■ Exercise material:
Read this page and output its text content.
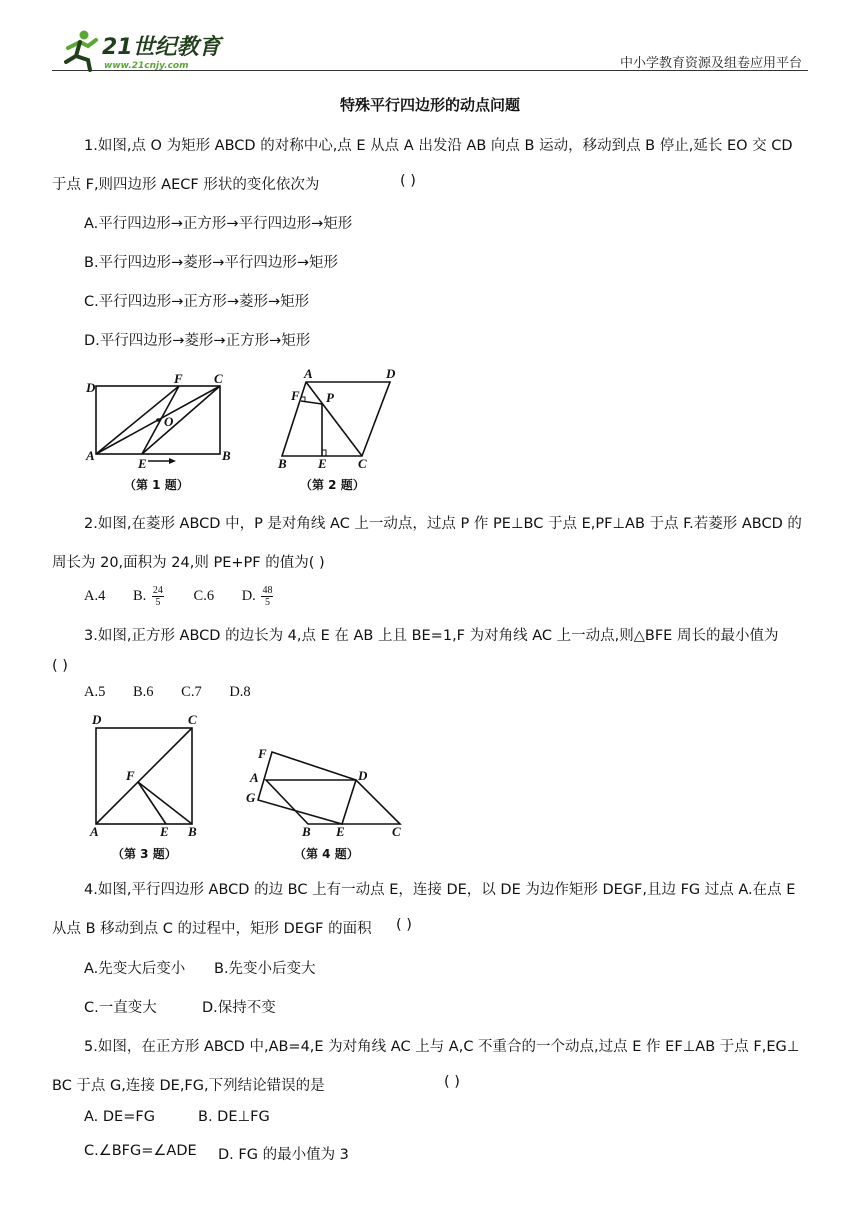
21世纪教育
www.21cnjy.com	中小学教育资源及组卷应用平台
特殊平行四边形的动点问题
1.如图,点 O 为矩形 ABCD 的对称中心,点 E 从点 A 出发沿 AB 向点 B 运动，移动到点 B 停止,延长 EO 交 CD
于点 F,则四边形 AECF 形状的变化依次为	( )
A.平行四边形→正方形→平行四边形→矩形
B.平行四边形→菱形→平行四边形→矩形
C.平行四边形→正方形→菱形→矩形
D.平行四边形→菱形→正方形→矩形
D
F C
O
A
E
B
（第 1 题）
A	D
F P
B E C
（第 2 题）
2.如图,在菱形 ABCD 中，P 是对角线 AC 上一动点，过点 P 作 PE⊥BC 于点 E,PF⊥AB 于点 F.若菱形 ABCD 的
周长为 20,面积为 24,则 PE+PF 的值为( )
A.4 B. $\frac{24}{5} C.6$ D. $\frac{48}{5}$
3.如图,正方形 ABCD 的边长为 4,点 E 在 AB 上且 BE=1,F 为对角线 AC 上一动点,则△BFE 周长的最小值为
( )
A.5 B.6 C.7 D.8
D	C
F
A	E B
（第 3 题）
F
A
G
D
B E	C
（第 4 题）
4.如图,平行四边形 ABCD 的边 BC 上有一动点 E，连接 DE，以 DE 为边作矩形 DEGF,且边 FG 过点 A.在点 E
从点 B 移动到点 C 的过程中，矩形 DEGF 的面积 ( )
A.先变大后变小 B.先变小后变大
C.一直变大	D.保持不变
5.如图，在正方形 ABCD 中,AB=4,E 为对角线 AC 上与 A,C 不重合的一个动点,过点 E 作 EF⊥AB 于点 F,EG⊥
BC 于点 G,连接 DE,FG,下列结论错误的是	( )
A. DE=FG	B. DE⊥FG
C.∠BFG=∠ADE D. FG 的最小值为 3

■ The problem:
Return the listing above word for word, with the pictures removed.

■ Right answer:
Read this page and output its text content.
21世纪教育
www.21cnjy.com	中小学教育资源及组卷应用平台
特殊平行四边形的动点问题
1.如图,点 O 为矩形 ABCD 的对称中心,点 E 从点 A 出发沿 AB 向点 B 运动，移动到点 B 停止,延长 EO 交 CD
于点 F,则四边形 AECF 形状的变化依次为	( )
A.平行四边形→正方形→平行四边形→矩形
B.平行四边形→菱形→平行四边形→矩形
C.平行四边形→正方形→菱形→矩形
D.平行四边形→菱形→正方形→矩形
D
F C
O
A
E
B
（第 1 题）
A	D
F P
B E C
（第 2 题）
2.如图,在菱形 ABCD 中，P 是对角线 AC 上一动点，过点 P 作 PE⊥BC 于点 E,PF⊥AB 于点 F.若菱形 ABCD 的
周长为 20,面积为 24,则 PE+PF 的值为( )
A.4 B. $\frac{24}{5} C.6$ D. $\frac{48}{5}$
3.如图,正方形 ABCD 的边长为 4,点 E 在 AB 上且 BE=1,F 为对角线 AC 上一动点,则△BFE 周长的最小值为
( )
A.5 B.6 C.7 D.8
D	C
F
A	E B
（第 3 题）
F
A
G
D
B E	C
（第 4 题）
4.如图,平行四边形 ABCD 的边 BC 上有一动点 E，连接 DE，以 DE 为边作矩形 DEGF,且边 FG 过点 A.在点 E
从点 B 移动到点 C 的过程中，矩形 DEGF 的面积 ( )
A.先变大后变小 B.先变小后变大
C.一直变大	D.保持不变
5.如图，在正方形 ABCD 中,AB=4,E 为对角线 AC 上与 A,C 不重合的一个动点,过点 E 作 EF⊥AB 于点 F,EG⊥
BC 于点 G,连接 DE,FG,下列结论错误的是	( )
A. DE=FG	B. DE⊥FG
C.∠BFG=∠ADE D. FG 的最小值为 3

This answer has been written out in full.